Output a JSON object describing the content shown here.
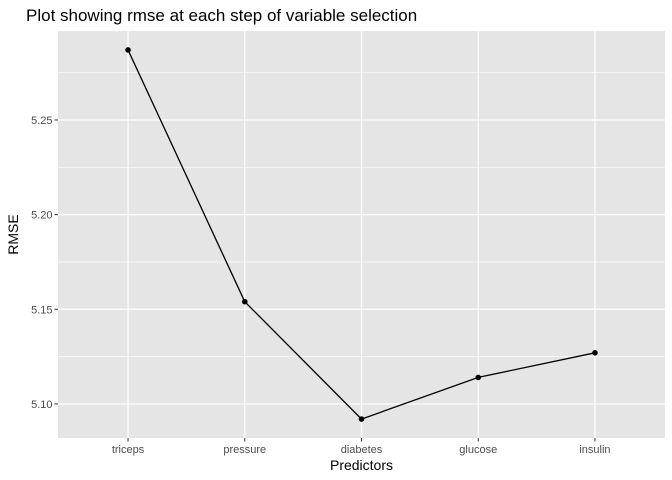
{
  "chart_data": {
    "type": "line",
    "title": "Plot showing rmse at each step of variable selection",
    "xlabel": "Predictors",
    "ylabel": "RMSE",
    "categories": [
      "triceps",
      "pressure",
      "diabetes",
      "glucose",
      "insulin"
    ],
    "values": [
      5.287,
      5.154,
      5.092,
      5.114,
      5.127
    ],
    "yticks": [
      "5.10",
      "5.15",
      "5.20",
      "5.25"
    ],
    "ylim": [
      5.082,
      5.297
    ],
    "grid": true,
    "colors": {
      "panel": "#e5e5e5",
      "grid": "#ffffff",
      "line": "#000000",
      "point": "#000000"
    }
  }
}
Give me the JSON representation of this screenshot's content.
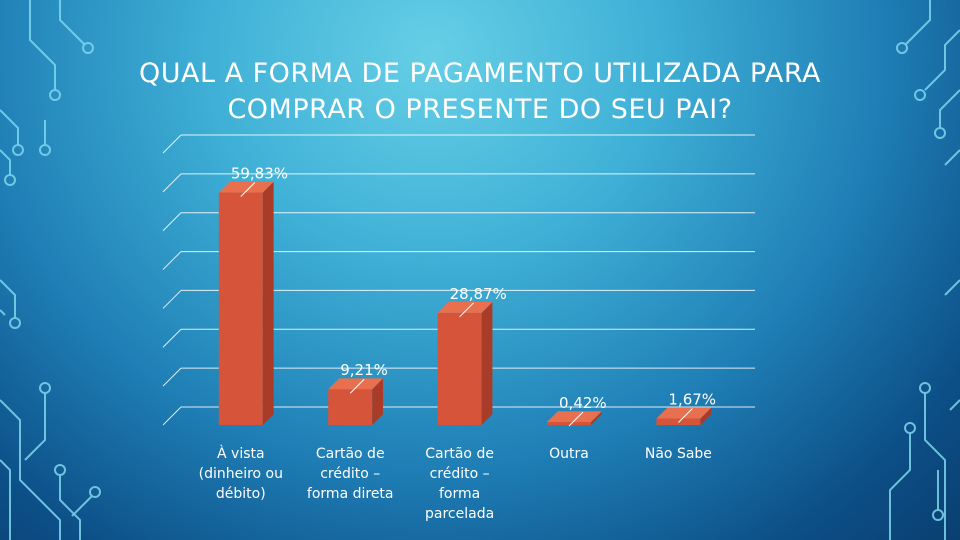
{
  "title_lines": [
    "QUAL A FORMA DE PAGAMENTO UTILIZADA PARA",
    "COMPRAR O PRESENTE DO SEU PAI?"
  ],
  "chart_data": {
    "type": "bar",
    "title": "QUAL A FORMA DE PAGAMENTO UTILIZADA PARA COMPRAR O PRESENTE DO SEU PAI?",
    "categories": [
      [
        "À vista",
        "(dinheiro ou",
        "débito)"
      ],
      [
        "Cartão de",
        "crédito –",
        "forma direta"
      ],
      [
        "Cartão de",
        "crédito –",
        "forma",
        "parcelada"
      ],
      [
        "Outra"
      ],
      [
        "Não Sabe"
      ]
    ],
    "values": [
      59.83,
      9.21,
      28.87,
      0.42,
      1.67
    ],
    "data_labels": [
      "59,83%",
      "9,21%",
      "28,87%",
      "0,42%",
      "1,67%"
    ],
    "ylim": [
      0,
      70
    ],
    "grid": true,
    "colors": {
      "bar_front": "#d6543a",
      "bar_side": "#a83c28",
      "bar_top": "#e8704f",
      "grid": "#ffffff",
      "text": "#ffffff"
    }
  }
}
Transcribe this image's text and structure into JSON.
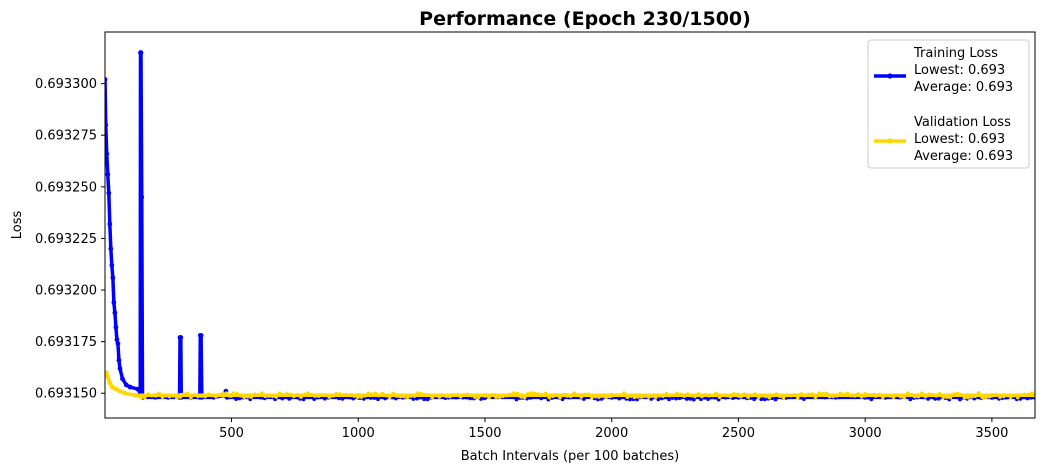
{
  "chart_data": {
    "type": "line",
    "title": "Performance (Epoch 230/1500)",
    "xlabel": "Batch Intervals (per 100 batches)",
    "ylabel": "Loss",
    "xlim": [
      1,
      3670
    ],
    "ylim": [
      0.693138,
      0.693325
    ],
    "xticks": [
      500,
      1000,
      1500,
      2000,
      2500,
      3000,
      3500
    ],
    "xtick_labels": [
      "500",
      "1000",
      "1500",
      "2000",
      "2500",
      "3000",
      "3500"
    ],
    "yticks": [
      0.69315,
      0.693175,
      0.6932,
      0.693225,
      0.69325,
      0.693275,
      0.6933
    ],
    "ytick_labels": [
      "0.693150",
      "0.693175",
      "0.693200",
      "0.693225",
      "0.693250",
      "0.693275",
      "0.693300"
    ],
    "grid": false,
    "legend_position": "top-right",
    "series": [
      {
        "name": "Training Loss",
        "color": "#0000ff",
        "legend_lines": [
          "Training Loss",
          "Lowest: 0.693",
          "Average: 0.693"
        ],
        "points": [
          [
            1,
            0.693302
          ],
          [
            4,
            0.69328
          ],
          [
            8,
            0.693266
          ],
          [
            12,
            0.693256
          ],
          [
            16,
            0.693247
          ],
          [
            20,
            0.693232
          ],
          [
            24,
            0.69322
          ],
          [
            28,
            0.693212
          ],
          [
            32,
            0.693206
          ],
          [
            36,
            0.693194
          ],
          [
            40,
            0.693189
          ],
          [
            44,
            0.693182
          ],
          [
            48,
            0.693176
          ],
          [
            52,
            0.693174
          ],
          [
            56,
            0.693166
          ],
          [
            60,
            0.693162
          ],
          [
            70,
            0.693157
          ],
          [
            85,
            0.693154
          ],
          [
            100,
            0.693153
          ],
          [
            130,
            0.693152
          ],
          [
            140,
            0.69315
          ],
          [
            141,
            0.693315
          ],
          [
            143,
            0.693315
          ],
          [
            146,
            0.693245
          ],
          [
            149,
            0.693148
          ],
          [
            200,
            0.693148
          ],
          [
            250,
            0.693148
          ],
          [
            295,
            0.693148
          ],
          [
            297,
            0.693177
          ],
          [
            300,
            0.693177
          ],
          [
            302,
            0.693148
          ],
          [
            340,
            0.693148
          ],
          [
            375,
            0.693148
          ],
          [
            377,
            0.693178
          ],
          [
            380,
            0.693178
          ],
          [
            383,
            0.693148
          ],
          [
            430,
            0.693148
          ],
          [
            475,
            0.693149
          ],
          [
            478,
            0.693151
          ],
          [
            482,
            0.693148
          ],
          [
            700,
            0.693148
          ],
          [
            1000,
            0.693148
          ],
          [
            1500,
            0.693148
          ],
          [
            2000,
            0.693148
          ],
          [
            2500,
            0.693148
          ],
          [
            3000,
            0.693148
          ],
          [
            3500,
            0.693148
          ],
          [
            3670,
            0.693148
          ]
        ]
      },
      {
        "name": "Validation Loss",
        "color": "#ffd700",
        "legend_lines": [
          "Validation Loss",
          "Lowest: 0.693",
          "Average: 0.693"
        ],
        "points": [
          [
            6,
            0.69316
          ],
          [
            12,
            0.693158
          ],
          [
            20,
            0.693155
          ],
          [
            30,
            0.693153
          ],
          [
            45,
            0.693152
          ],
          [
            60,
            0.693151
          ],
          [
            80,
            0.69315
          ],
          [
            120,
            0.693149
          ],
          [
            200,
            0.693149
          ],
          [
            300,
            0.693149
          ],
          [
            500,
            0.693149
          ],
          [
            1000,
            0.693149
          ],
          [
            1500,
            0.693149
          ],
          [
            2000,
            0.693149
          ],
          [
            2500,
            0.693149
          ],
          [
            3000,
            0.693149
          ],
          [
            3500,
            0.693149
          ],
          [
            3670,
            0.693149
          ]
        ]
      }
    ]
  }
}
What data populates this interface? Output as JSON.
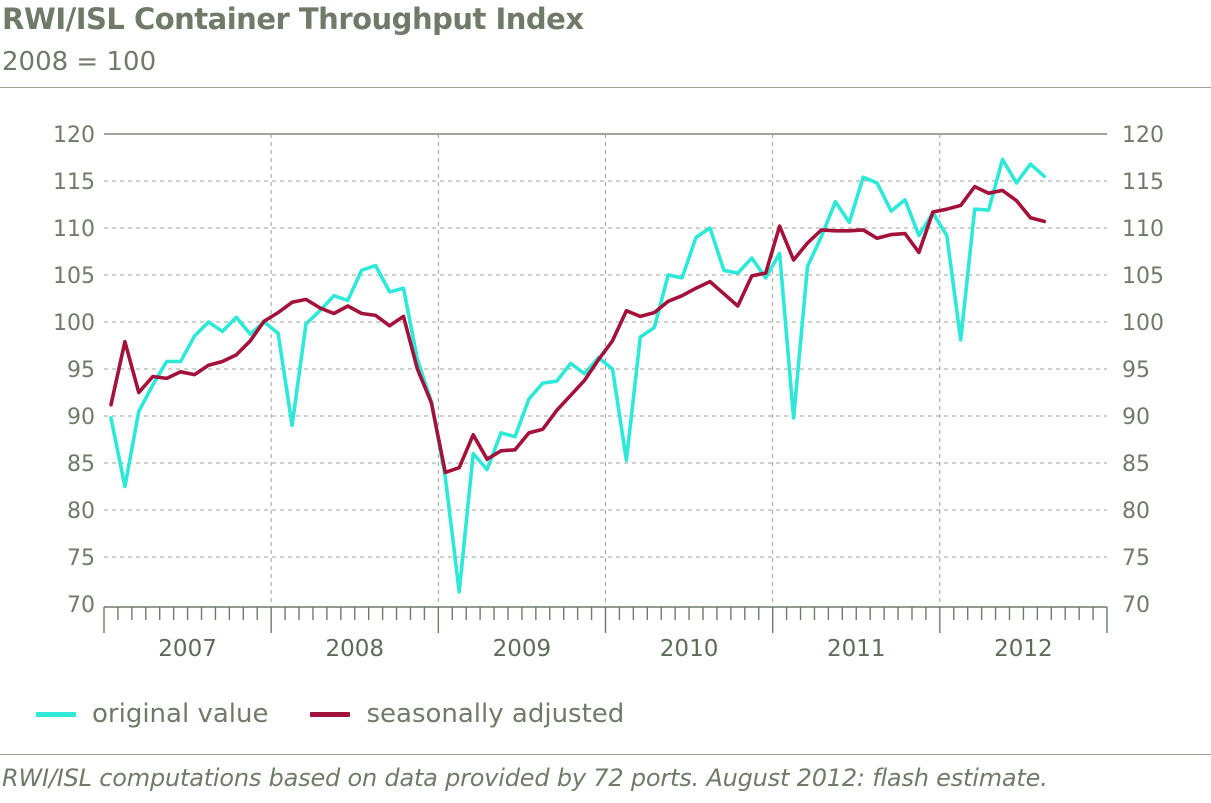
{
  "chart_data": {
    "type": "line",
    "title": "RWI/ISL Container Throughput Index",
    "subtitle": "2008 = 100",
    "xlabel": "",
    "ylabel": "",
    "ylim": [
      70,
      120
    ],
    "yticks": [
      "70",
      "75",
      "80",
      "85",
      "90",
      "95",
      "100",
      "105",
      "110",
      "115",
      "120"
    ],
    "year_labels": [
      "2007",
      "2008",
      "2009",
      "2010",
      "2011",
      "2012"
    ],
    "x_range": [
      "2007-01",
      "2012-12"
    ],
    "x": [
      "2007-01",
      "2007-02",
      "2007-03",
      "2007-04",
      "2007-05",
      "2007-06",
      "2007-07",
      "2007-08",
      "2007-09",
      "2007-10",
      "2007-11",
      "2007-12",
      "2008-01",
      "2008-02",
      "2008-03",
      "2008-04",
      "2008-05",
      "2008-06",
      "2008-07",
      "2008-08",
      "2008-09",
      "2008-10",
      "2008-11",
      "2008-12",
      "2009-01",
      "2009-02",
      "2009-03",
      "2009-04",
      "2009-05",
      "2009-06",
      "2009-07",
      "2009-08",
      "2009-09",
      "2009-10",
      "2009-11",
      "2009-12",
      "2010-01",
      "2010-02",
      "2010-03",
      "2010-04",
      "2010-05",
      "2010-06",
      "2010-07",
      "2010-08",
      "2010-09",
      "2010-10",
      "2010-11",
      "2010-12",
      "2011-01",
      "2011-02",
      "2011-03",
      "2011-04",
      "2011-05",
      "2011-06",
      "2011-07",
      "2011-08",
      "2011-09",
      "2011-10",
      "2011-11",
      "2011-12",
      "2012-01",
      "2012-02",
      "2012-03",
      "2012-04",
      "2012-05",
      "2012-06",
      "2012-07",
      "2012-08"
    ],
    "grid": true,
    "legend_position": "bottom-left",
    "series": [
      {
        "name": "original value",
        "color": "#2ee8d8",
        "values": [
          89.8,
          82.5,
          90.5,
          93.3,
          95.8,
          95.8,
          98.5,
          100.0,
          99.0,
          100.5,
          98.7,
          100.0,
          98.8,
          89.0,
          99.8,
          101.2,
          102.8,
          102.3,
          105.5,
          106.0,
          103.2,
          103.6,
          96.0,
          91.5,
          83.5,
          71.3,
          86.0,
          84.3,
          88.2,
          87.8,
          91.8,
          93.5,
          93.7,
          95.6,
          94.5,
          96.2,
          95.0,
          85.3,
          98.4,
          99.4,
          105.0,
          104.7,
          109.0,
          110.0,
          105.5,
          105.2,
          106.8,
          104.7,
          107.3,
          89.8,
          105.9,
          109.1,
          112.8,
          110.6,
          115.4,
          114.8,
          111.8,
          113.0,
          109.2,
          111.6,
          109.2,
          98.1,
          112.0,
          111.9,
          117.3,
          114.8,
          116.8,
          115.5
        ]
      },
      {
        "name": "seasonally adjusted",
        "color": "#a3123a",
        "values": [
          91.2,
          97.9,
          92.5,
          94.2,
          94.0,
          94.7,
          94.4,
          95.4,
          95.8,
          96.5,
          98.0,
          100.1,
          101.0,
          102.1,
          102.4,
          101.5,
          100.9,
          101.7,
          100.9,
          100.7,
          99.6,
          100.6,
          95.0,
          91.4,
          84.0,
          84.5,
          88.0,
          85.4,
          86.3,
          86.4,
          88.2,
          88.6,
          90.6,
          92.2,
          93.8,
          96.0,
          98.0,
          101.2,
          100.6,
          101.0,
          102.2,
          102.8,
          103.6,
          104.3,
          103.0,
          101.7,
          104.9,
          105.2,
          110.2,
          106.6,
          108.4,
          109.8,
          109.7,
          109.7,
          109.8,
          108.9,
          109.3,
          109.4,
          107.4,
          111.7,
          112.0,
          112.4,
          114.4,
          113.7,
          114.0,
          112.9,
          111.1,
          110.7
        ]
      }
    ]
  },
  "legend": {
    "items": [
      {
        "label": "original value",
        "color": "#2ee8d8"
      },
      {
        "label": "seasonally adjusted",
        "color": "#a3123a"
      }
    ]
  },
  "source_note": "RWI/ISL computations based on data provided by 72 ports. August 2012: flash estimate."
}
────────────────────────────────────────
Task brief.
Pull out each line of the records holding the string "Output".

Expected answer.
Output a JSON object describing the content shown here.
What data populates this interface? Output as JSON.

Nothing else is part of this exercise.